_GOAL_. Below are some records; give them all again exactly, but not the pictures.

Items from a data source

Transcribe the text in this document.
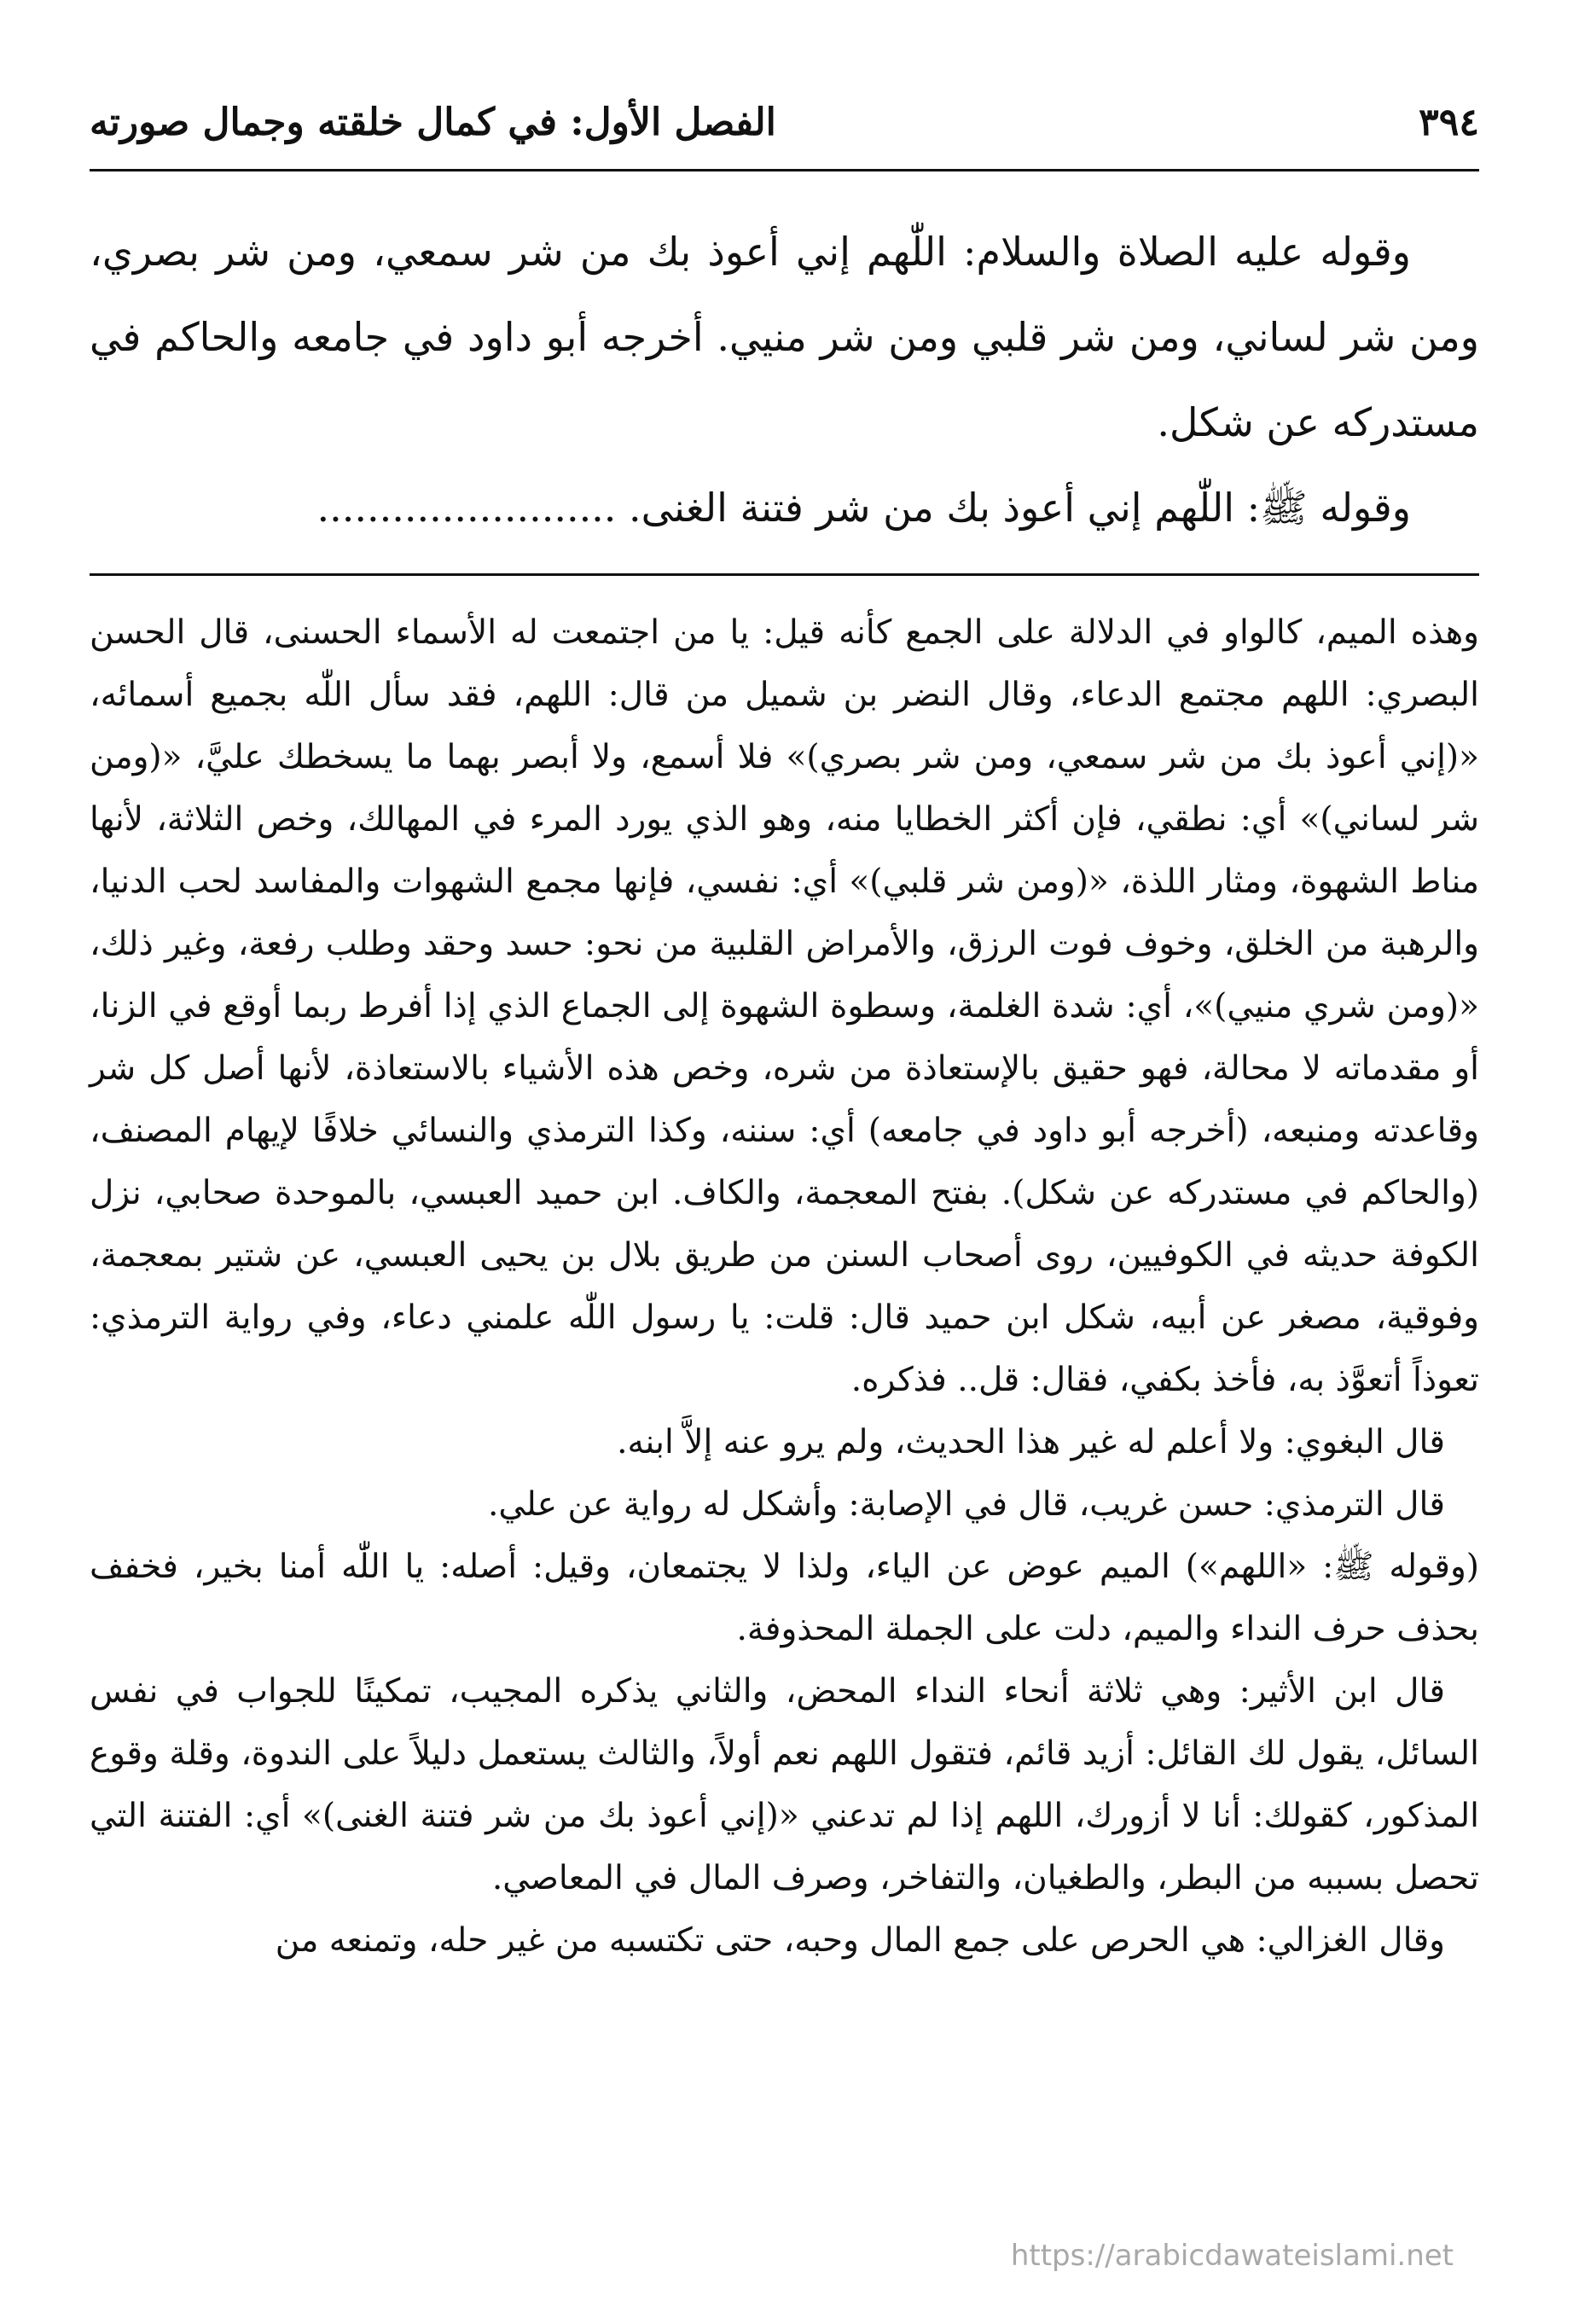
٣٩٤
الفصل الأول: في كمال خلقته وجمال صورته

وقوله عليه الصلاة والسلام: اللّٰهم إني أعوذ بك من شر سمعي، ومن شر بصري، ومن شر لساني، ومن شر قلبي ومن شر منيي. أخرجه أبو داود في جامعه والحاكم في مستدركه عن شكل.

وقوله ﷺ: اللّٰهم إني أعوذ بك من شر فتنة الغنى. ........................

وهذه الميم، كالواو في الدلالة على الجمع كأنه قيل: يا من اجتمعت له الأسماء الحسنى، قال الحسن البصري: اللهم مجتمع الدعاء، وقال النضر بن شميل من قال: اللهم، فقد سأل اللّٰه بجميع أسمائه، «(إني أعوذ بك من شر سمعي، ومن شر بصري)» فلا أسمع، ولا أبصر بهما ما يسخطك عليَّ، «(ومن شر لساني)» أي: نطقي، فإن أكثر الخطايا منه، وهو الذي يورد المرء في المهالك، وخص الثلاثة، لأنها مناط الشهوة، ومثار اللذة، «(ومن شر قلبي)» أي: نفسي، فإنها مجمع الشهوات والمفاسد لحب الدنيا، والرهبة من الخلق، وخوف فوت الرزق، والأمراض القلبية من نحو: حسد وحقد وطلب رفعة، وغير ذلك، «(ومن شري منيي)»، أي: شدة الغلمة، وسطوة الشهوة إلى الجماع الذي إذا أفرط ربما أوقع في الزنا، أو مقدماته لا محالة، فهو حقيق بالإستعاذة من شره، وخص هذه الأشياء بالاستعاذة، لأنها أصل كل شر وقاعدته ومنبعه، (أخرجه أبو داود في جامعه) أي: سننه، وكذا الترمذي والنسائي خلافًا لإيهام المصنف، (والحاكم في مستدركه عن شكل). بفتح المعجمة، والكاف. ابن حميد العبسي، بالموحدة صحابي، نزل الكوفة حديثه في الكوفيين، روى أصحاب السنن من طريق بلال بن يحيى العبسي، عن شتير بمعجمة، وفوقية، مصغر عن أبيه، شكل ابن حميد قال: قلت: يا رسول اللّٰه علمني دعاء، وفي رواية الترمذي: تعوذاً أتعوَّذ به، فأخذ بكفي، فقال: قل.. فذكره.

قال البغوي: ولا أعلم له غير هذا الحديث، ولم يرو عنه إلاَّ ابنه.

قال الترمذي: حسن غريب، قال في الإصابة: وأشكل له رواية عن علي.

(وقوله ﷺ: «اللهم») الميم عوض عن الياء، ولذا لا يجتمعان، وقيل: أصله: يا اللّٰه أمنا بخير، فخفف بحذف حرف النداء والميم، دلت على الجملة المحذوفة.

قال ابن الأثير: وهي ثلاثة أنحاء النداء المحض، والثاني يذكره المجيب، تمكينًا للجواب في نفس السائل، يقول لك القائل: أزيد قائم، فتقول اللهم نعم أولاً، والثالث يستعمل دليلاً على الندوة، وقلة وقوع المذكور، كقولك: أنا لا أزورك، اللهم إذا لم تدعني «(إني أعوذ بك من شر فتنة الغنى)» أي: الفتنة التي تحصل بسببه من البطر، والطغيان، والتفاخر، وصرف المال في المعاصي.

وقال الغزالي: هي الحرص على جمع المال وحبه، حتى تكتسبه من غير حله، وتمنعه من

https://arabicdawateislami.net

_TASK OUTPUT_.
Transcribe the text in this document.
٣٩٤
الفصل الأول: في كمال خلقته وجمال صورته

وقوله عليه الصلاة والسلام: اللّٰهم إني أعوذ بك من شر سمعي، ومن شر بصري، ومن شر لساني، ومن شر قلبي ومن شر منيي. أخرجه أبو داود في جامعه والحاكم في مستدركه عن شكل.

وقوله ﷺ: اللّٰهم إني أعوذ بك من شر فتنة الغنى. ........................

وهذه الميم، كالواو في الدلالة على الجمع كأنه قيل: يا من اجتمعت له الأسماء الحسنى، قال الحسن البصري: اللهم مجتمع الدعاء، وقال النضر بن شميل من قال: اللهم، فقد سأل اللّٰه بجميع أسمائه، «(إني أعوذ بك من شر سمعي، ومن شر بصري)» فلا أسمع، ولا أبصر بهما ما يسخطك عليَّ، «(ومن شر لساني)» أي: نطقي، فإن أكثر الخطايا منه، وهو الذي يورد المرء في المهالك، وخص الثلاثة، لأنها مناط الشهوة، ومثار اللذة، «(ومن شر قلبي)» أي: نفسي، فإنها مجمع الشهوات والمفاسد لحب الدنيا، والرهبة من الخلق، وخوف فوت الرزق، والأمراض القلبية من نحو: حسد وحقد وطلب رفعة، وغير ذلك، «(ومن شري منيي)»، أي: شدة الغلمة، وسطوة الشهوة إلى الجماع الذي إذا أفرط ربما أوقع في الزنا، أو مقدماته لا محالة، فهو حقيق بالإستعاذة من شره، وخص هذه الأشياء بالاستعاذة، لأنها أصل كل شر وقاعدته ومنبعه، (أخرجه أبو داود في جامعه) أي: سننه، وكذا الترمذي والنسائي خلافًا لإيهام المصنف، (والحاكم في مستدركه عن شكل). بفتح المعجمة، والكاف. ابن حميد العبسي، بالموحدة صحابي، نزل الكوفة حديثه في الكوفيين، روى أصحاب السنن من طريق بلال بن يحيى العبسي، عن شتير بمعجمة، وفوقية، مصغر عن أبيه، شكل ابن حميد قال: قلت: يا رسول اللّٰه علمني دعاء، وفي رواية الترمذي: تعوذاً أتعوَّذ به، فأخذ بكفي، فقال: قل.. فذكره.

قال البغوي: ولا أعلم له غير هذا الحديث، ولم يرو عنه إلاَّ ابنه.

قال الترمذي: حسن غريب، قال في الإصابة: وأشكل له رواية عن علي.

(وقوله ﷺ: «اللهم») الميم عوض عن الياء، ولذا لا يجتمعان، وقيل: أصله: يا اللّٰه أمنا بخير، فخفف بحذف حرف النداء والميم، دلت على الجملة المحذوفة.

قال ابن الأثير: وهي ثلاثة أنحاء النداء المحض، والثاني يذكره المجيب، تمكينًا للجواب في نفس السائل، يقول لك القائل: أزيد قائم، فتقول اللهم نعم أولاً، والثالث يستعمل دليلاً على الندوة، وقلة وقوع المذكور، كقولك: أنا لا أزورك، اللهم إذا لم تدعني «(إني أعوذ بك من شر فتنة الغنى)» أي: الفتنة التي تحصل بسببه من البطر، والطغيان، والتفاخر، وصرف المال في المعاصي.

وقال الغزالي: هي الحرص على جمع المال وحبه، حتى تكتسبه من غير حله، وتمنعه من

https://arabicdawateislami.net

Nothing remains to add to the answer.